(Excerpts from a figure dataset)

◇ ◇ ◇ ◇ ◇

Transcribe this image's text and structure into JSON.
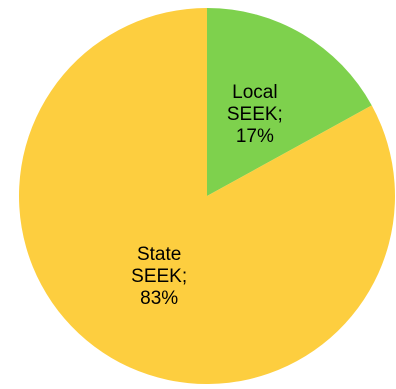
{
  "chart_data": {
    "type": "pie",
    "slices": [
      {
        "name": "Local SEEK",
        "value": 17,
        "label_lines": [
          "Local",
          "SEEK;",
          "17%"
        ],
        "color": "#7ED14D"
      },
      {
        "name": "State SEEK",
        "value": 83,
        "label_lines": [
          "State",
          "SEEK;",
          "83%"
        ],
        "color": "#FDCE3F"
      }
    ],
    "start": "12 o'clock",
    "direction": "clockwise",
    "legend": "none"
  }
}
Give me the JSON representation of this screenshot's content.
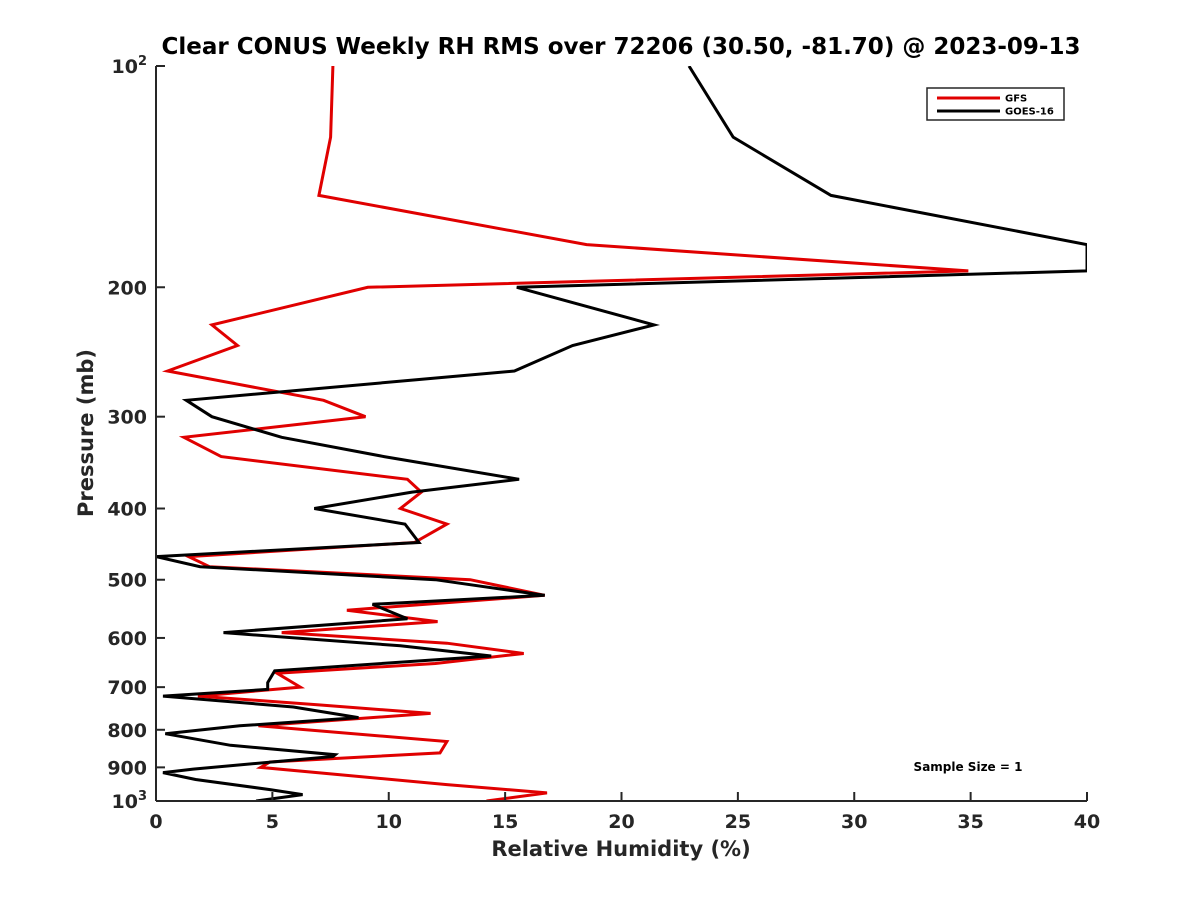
{
  "chart_data": {
    "type": "line",
    "title": "Clear CONUS Weekly RH RMS over 72206 (30.50, -81.70) @ 2023-09-13",
    "xlabel": "Relative Humidity (%)",
    "ylabel": "Pressure (mb)",
    "xlim": [
      0,
      40
    ],
    "ylim": [
      100,
      1000
    ],
    "yscale": "log",
    "y_reversed": true,
    "grid": false,
    "legend_position": "top-right",
    "x_ticks": [
      0,
      5,
      10,
      15,
      20,
      25,
      30,
      35,
      40
    ],
    "y_ticks": [
      {
        "value": 100,
        "base": "10",
        "exp": "2"
      },
      {
        "value": 200,
        "label": "200"
      },
      {
        "value": 300,
        "label": "300"
      },
      {
        "value": 400,
        "label": "400"
      },
      {
        "value": 500,
        "label": "500"
      },
      {
        "value": 600,
        "label": "600"
      },
      {
        "value": 700,
        "label": "700"
      },
      {
        "value": 800,
        "label": "800"
      },
      {
        "value": 900,
        "label": "900"
      },
      {
        "value": 1000,
        "base": "10",
        "exp": "3"
      }
    ],
    "annotation": "Sample Size = 1",
    "series": [
      {
        "name": "GFS",
        "color": "#e00000",
        "points": [
          [
            7.6,
            100
          ],
          [
            7.5,
            125
          ],
          [
            7.0,
            150
          ],
          [
            18.5,
            175
          ],
          [
            34.9,
            190
          ],
          [
            9.1,
            200
          ],
          [
            2.4,
            225
          ],
          [
            3.5,
            240
          ],
          [
            0.5,
            260
          ],
          [
            7.2,
            285
          ],
          [
            9.0,
            300
          ],
          [
            1.2,
            320
          ],
          [
            2.8,
            340
          ],
          [
            10.8,
            365
          ],
          [
            11.4,
            380
          ],
          [
            10.5,
            400
          ],
          [
            12.5,
            420
          ],
          [
            11.1,
            445
          ],
          [
            1.4,
            465
          ],
          [
            2.3,
            480
          ],
          [
            13.5,
            500
          ],
          [
            16.7,
            525
          ],
          [
            8.2,
            550
          ],
          [
            12.1,
            570
          ],
          [
            5.4,
            590
          ],
          [
            12.5,
            610
          ],
          [
            15.8,
            630
          ],
          [
            12.0,
            650
          ],
          [
            5.2,
            670
          ],
          [
            6.2,
            700
          ],
          [
            1.8,
            720
          ],
          [
            7.0,
            740
          ],
          [
            11.8,
            760
          ],
          [
            4.4,
            790
          ],
          [
            12.5,
            830
          ],
          [
            12.2,
            860
          ],
          [
            4.9,
            885
          ],
          [
            4.5,
            900
          ],
          [
            12.5,
            950
          ],
          [
            16.8,
            975
          ],
          [
            14.2,
            1000
          ]
        ]
      },
      {
        "name": "GOES-16",
        "color": "#000000",
        "points": [
          [
            22.9,
            100
          ],
          [
            24.8,
            125
          ],
          [
            29.0,
            150
          ],
          [
            40.0,
            175
          ],
          [
            40.0,
            190
          ],
          [
            15.5,
            200
          ],
          [
            21.4,
            225
          ],
          [
            17.9,
            240
          ],
          [
            15.4,
            260
          ],
          [
            1.3,
            285
          ],
          [
            2.4,
            300
          ],
          [
            5.4,
            320
          ],
          [
            9.8,
            340
          ],
          [
            15.6,
            365
          ],
          [
            11.0,
            380
          ],
          [
            6.8,
            400
          ],
          [
            10.7,
            420
          ],
          [
            11.3,
            445
          ],
          [
            0.0,
            465
          ],
          [
            1.9,
            480
          ],
          [
            12.0,
            500
          ],
          [
            16.7,
            525
          ],
          [
            9.3,
            540
          ],
          [
            10.8,
            565
          ],
          [
            2.9,
            590
          ],
          [
            10.5,
            615
          ],
          [
            14.4,
            635
          ],
          [
            5.1,
            665
          ],
          [
            4.8,
            690
          ],
          [
            4.8,
            705
          ],
          [
            0.3,
            720
          ],
          [
            5.9,
            745
          ],
          [
            8.7,
            770
          ],
          [
            3.6,
            790
          ],
          [
            0.4,
            810
          ],
          [
            3.2,
            840
          ],
          [
            7.7,
            865
          ],
          [
            7.6,
            870
          ],
          [
            1.6,
            905
          ],
          [
            0.3,
            915
          ],
          [
            1.7,
            935
          ],
          [
            4.9,
            965
          ],
          [
            6.3,
            980
          ],
          [
            4.3,
            1000
          ]
        ]
      }
    ]
  }
}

◇ ◇ ◇ ◇ ◇

## What you need to do
Copy every line in the records above that contains the word "this".

## Result
Transcribe this image's text and structure into JSON.
Give me the JSON representation of this screenshot's content.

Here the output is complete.